TASK REQUIREMENTS: Search the records for the string "convertase" and copy every line where it turns up.

Extracted data entries
+---+

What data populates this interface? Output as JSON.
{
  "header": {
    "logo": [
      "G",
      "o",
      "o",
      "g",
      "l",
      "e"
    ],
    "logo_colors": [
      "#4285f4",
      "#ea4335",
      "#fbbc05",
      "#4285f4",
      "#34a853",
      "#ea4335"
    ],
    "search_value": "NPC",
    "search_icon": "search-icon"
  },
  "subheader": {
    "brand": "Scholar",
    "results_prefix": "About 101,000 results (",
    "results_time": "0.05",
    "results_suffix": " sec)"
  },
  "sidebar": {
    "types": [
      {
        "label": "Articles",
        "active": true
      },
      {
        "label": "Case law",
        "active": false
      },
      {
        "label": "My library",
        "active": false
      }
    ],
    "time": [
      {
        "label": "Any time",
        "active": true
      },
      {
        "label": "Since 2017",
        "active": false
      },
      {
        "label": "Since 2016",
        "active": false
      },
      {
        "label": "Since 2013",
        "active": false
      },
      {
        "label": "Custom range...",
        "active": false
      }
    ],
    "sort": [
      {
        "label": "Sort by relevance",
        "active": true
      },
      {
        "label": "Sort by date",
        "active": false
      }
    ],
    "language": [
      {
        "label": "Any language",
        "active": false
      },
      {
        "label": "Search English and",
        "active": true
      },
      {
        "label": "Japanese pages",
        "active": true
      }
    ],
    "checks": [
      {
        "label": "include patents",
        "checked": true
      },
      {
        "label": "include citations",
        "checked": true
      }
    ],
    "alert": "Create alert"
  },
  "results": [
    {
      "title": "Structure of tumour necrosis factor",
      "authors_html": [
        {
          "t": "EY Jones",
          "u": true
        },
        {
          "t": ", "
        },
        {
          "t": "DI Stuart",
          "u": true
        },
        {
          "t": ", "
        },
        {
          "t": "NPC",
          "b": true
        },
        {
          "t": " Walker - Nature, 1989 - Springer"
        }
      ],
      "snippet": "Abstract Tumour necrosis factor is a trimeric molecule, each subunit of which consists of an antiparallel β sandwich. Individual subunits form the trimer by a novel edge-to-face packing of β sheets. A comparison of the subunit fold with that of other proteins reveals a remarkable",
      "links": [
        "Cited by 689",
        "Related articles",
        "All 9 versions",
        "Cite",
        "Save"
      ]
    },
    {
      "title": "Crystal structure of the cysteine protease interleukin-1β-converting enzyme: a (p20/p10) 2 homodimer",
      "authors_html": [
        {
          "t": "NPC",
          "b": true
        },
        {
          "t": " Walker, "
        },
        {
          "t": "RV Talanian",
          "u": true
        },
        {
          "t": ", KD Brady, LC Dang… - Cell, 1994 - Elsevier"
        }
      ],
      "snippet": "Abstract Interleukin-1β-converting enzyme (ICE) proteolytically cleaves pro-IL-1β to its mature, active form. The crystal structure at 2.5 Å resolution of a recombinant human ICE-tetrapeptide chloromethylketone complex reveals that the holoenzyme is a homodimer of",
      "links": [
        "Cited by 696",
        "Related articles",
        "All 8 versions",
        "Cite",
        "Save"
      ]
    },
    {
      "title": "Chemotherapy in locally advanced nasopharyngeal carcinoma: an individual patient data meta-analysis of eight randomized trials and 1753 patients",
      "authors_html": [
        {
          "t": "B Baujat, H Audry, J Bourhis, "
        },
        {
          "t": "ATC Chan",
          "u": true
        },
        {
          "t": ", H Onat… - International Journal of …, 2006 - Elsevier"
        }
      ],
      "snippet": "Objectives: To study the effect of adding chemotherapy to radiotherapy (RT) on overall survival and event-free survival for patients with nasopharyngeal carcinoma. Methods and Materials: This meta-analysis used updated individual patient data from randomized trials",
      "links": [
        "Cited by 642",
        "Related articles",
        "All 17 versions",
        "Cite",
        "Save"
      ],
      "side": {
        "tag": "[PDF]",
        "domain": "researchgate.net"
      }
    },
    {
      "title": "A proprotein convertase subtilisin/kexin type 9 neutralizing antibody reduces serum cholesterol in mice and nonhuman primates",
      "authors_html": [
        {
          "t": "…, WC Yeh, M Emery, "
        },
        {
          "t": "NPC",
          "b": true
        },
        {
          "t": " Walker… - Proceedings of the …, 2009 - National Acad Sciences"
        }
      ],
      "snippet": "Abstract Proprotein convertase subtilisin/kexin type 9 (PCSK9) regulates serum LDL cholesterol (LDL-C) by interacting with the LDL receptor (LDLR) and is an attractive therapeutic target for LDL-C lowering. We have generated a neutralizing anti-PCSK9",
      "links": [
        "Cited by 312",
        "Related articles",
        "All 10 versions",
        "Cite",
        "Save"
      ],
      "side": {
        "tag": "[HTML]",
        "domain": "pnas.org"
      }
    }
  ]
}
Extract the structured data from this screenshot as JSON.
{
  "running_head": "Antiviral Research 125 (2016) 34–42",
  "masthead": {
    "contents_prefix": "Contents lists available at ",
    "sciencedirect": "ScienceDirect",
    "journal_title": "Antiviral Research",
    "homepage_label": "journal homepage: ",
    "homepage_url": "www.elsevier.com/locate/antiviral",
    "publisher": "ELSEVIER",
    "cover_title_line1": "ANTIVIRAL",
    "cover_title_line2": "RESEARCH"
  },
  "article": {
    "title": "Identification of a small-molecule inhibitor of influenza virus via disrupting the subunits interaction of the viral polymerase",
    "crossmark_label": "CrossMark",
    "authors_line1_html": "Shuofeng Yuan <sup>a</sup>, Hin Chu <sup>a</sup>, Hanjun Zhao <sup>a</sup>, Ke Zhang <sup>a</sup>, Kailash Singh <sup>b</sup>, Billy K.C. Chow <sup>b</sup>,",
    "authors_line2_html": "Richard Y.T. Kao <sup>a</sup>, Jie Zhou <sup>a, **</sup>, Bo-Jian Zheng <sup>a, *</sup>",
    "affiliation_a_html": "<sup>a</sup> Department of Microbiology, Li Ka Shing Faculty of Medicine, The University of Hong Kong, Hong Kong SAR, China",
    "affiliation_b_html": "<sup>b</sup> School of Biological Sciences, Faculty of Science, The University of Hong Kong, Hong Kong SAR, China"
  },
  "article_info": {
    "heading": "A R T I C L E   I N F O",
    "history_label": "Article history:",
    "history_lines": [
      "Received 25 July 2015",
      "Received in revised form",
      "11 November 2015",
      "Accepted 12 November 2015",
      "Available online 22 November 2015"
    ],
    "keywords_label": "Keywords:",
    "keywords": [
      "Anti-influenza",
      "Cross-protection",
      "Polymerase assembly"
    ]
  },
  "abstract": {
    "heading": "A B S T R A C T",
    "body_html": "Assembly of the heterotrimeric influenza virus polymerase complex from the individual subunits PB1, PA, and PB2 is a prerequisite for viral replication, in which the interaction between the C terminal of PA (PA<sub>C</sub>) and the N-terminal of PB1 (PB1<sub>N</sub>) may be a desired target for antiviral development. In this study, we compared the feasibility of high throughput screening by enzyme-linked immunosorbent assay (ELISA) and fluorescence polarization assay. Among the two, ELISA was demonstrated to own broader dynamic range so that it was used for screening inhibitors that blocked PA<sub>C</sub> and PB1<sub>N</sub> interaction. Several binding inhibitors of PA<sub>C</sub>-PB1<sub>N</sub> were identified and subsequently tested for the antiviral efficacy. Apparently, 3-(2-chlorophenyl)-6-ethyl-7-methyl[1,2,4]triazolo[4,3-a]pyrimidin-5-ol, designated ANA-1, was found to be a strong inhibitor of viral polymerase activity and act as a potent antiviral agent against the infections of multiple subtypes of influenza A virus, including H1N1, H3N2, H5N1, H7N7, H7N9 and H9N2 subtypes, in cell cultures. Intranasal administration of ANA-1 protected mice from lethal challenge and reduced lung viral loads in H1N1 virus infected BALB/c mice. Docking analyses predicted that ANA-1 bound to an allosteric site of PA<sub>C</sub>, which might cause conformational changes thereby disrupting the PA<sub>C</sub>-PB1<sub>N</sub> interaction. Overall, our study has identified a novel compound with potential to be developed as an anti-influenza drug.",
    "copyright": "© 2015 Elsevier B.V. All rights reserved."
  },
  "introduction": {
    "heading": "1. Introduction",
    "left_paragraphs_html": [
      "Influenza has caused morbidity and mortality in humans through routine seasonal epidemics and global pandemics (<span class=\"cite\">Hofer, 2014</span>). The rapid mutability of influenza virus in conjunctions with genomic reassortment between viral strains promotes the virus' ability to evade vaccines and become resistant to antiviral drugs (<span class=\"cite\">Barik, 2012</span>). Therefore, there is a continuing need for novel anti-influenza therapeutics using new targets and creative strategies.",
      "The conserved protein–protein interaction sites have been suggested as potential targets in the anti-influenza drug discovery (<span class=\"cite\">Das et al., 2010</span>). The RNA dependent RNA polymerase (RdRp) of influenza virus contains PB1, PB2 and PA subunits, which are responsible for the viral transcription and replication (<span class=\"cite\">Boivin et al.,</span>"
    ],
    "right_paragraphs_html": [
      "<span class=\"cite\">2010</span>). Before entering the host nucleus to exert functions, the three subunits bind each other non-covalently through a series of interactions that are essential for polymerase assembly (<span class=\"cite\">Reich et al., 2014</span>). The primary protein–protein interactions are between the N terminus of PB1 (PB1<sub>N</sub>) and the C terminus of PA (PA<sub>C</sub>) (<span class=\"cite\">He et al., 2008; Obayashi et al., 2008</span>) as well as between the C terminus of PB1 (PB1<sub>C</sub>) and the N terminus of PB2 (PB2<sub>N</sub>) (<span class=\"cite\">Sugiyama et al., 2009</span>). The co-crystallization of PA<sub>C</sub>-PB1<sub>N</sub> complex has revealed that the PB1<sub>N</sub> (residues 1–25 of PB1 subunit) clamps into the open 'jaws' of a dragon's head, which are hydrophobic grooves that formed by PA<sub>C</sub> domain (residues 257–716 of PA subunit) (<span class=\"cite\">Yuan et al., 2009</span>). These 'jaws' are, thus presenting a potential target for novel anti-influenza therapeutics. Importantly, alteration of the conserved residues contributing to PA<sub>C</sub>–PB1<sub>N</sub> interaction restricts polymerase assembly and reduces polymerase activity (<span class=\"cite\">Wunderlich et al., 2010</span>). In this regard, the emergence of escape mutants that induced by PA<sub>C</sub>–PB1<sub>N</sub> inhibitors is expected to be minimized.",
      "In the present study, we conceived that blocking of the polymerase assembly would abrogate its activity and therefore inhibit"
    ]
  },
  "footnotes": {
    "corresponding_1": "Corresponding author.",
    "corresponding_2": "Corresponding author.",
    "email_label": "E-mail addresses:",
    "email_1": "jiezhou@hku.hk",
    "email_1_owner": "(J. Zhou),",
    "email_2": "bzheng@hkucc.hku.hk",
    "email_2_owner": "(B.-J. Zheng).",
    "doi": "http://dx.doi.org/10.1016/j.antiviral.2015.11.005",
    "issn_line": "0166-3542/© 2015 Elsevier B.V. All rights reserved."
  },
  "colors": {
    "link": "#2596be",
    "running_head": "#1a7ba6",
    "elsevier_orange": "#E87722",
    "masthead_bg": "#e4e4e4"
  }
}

+---+

THE COMPLETED TASK:
      "title": "A proprotein convertase subtilisin/kexin type 9 neutralizing antibody reduces serum cholesterol in mice and nonhuman primates",
      "snippet": "Abstract Proprotein convertase subtilisin/kexin type 9 (PCSK9) regulates serum LDL cholesterol (LDL-C) by interacting with the LDL receptor (LDLR) and is an attractive therapeutic target for LDL-C lowering. We have generated a neutralizing anti-PCSK9",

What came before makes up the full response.